Exercise requirements: Below are the records. Gather each line that holds "datetime".

+===+

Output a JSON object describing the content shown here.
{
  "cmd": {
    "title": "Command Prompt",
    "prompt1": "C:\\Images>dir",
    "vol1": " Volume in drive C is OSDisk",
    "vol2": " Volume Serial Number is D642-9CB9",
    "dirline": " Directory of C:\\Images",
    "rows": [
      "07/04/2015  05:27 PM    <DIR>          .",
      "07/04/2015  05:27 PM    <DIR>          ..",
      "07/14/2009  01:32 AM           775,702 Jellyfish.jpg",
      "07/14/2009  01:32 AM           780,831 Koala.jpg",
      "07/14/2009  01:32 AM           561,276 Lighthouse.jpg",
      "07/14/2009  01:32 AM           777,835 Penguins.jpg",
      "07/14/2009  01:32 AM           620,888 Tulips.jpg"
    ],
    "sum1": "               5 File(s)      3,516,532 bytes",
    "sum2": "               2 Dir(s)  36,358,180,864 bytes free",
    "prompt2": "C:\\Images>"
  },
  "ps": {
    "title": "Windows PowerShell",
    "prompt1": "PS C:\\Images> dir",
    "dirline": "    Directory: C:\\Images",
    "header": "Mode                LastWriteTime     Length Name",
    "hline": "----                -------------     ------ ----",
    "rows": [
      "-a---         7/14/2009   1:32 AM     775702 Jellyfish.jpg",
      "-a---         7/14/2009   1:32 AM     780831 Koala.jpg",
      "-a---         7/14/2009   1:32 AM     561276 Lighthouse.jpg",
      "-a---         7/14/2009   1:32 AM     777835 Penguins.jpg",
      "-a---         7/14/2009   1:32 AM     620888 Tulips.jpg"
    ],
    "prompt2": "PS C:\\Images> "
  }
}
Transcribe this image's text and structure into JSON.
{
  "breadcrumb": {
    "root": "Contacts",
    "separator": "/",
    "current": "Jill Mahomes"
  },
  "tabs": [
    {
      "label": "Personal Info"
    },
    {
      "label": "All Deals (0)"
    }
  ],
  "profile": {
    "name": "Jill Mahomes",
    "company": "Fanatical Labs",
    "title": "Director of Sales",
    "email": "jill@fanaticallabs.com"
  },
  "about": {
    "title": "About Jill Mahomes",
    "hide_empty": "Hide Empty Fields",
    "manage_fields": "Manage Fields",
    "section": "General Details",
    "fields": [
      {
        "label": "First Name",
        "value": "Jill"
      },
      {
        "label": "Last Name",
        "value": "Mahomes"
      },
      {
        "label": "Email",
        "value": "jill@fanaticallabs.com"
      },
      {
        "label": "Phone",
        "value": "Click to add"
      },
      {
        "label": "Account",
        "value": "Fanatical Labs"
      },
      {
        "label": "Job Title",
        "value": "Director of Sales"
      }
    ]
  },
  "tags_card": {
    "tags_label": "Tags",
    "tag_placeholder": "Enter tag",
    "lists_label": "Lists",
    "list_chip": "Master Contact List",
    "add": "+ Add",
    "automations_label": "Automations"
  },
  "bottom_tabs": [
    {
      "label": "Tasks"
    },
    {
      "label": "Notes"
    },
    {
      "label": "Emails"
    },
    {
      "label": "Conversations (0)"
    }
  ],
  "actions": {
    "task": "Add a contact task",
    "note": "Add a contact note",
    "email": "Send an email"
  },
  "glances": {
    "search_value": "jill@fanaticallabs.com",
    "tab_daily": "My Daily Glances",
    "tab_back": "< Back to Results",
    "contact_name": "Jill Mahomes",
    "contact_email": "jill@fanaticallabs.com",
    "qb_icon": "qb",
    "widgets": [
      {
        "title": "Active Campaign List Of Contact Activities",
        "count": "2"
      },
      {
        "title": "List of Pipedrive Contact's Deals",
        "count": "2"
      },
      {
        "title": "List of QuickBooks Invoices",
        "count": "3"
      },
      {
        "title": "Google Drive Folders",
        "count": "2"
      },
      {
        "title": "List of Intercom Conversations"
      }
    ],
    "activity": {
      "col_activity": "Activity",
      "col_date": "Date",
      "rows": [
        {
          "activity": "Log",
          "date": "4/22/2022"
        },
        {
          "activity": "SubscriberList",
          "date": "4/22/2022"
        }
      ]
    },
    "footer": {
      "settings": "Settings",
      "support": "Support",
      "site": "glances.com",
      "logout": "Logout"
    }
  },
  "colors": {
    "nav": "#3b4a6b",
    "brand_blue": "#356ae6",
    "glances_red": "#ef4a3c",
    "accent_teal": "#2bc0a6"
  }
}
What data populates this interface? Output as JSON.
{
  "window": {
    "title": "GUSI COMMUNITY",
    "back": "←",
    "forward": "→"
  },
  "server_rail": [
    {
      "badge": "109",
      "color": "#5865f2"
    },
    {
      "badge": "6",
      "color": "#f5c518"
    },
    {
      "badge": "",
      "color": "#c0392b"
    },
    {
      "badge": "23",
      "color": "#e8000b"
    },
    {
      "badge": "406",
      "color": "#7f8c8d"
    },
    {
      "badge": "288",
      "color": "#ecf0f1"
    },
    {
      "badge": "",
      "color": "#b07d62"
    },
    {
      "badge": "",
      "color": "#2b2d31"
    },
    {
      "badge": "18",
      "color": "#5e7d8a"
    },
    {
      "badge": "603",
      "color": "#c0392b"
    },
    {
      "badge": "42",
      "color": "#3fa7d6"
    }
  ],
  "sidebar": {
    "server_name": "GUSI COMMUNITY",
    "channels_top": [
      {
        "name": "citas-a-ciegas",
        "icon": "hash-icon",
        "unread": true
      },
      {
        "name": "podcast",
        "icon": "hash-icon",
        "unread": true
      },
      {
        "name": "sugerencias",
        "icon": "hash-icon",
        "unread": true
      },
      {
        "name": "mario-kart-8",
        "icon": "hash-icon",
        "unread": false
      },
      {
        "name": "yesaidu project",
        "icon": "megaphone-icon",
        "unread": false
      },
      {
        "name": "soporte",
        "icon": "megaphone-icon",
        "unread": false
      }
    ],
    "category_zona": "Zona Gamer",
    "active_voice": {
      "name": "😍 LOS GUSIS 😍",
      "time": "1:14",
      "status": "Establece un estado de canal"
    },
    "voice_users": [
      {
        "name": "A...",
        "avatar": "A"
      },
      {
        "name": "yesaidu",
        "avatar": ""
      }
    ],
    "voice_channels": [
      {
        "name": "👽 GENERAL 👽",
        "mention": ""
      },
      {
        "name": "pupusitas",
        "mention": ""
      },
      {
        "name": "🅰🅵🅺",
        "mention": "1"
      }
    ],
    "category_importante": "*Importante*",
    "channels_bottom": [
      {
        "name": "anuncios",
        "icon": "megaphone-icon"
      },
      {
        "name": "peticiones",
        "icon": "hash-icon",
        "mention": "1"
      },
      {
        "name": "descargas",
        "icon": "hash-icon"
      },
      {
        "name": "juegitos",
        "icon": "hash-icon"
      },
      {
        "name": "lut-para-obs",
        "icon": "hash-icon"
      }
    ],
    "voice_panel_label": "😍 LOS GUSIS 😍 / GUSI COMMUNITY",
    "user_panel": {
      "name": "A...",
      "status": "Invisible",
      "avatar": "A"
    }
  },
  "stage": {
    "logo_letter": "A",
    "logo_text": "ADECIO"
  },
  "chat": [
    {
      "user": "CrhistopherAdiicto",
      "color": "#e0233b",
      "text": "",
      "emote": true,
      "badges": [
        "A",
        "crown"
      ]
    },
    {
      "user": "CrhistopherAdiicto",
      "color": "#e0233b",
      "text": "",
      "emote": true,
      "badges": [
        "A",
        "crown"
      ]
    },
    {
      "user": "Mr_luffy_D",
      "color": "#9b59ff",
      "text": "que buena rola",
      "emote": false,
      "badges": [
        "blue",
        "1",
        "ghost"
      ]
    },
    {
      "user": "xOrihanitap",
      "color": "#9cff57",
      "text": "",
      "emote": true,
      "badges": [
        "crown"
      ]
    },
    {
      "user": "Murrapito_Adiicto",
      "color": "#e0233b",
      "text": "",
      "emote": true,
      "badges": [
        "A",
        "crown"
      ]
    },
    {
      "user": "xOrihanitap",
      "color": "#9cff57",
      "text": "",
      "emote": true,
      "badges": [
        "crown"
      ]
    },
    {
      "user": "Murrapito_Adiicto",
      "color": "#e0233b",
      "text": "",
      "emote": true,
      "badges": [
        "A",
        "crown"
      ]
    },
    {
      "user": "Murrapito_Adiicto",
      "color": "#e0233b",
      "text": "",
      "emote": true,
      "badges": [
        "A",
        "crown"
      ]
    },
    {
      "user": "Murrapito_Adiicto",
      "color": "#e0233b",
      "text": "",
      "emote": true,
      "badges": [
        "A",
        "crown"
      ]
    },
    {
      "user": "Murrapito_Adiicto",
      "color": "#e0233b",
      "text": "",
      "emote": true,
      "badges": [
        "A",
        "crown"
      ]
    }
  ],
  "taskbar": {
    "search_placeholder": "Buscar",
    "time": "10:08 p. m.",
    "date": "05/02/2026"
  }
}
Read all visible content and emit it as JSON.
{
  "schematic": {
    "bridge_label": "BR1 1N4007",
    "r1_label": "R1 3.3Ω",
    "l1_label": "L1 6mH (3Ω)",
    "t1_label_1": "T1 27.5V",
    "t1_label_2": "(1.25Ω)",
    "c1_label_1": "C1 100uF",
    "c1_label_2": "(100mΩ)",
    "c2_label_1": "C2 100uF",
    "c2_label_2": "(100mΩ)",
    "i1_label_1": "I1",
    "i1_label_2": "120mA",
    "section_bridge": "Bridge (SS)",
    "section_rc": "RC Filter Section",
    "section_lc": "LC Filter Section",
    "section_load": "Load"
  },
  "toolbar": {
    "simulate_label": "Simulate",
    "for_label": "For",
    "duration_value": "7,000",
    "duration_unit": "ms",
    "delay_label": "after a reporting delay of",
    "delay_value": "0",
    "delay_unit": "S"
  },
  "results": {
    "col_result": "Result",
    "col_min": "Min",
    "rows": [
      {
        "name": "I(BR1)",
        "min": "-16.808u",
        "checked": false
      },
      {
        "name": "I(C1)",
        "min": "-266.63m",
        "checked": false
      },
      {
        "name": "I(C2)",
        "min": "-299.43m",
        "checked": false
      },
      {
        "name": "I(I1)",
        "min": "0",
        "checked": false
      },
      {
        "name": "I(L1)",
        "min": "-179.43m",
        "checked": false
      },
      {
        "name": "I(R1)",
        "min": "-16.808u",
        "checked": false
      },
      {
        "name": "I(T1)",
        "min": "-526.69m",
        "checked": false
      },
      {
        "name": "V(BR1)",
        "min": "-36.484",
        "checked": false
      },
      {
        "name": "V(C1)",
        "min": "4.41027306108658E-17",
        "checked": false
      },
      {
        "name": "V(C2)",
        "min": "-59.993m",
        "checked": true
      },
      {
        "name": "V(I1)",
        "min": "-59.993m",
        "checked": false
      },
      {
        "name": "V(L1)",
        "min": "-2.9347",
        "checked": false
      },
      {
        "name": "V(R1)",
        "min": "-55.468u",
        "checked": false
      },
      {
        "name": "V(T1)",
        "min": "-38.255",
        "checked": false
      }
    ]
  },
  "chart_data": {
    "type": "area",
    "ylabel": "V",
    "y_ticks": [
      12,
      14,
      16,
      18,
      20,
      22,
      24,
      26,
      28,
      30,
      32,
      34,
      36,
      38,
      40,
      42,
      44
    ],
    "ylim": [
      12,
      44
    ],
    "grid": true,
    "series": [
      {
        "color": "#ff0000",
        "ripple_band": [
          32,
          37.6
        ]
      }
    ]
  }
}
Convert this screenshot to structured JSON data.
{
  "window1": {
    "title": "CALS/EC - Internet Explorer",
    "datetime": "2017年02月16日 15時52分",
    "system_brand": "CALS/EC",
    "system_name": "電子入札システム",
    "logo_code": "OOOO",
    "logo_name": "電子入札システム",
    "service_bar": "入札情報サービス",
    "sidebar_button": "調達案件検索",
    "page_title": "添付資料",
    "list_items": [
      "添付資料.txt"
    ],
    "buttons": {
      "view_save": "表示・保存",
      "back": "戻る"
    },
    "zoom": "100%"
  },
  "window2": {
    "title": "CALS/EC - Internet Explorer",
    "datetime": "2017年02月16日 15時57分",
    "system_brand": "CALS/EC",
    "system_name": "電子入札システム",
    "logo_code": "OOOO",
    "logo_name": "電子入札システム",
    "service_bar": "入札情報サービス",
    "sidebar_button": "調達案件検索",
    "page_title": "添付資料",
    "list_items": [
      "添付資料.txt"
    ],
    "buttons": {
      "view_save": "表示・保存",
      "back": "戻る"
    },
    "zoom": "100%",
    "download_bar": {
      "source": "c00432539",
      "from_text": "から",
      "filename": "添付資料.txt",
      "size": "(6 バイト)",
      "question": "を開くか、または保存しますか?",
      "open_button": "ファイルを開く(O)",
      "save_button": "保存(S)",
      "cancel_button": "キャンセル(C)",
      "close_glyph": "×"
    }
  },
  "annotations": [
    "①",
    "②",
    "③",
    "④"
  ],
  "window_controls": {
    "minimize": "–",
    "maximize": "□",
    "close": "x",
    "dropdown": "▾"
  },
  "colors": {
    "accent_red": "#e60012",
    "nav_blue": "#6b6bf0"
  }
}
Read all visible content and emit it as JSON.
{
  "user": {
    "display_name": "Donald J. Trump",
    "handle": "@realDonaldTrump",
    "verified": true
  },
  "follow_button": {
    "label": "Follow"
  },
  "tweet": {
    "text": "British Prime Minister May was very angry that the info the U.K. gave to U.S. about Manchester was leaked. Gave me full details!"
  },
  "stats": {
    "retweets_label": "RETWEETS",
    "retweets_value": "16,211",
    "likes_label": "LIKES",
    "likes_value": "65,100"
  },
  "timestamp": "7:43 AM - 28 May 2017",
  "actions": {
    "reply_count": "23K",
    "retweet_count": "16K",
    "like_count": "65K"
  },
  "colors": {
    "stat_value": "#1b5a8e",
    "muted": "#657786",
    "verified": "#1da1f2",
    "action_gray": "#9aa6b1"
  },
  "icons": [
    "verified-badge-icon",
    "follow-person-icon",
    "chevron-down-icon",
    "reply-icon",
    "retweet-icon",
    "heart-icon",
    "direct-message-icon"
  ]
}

+===+

Task response:
    "datetime": "2017年02月16日 15時52分",
    "datetime": "2017年02月16日 15時57分",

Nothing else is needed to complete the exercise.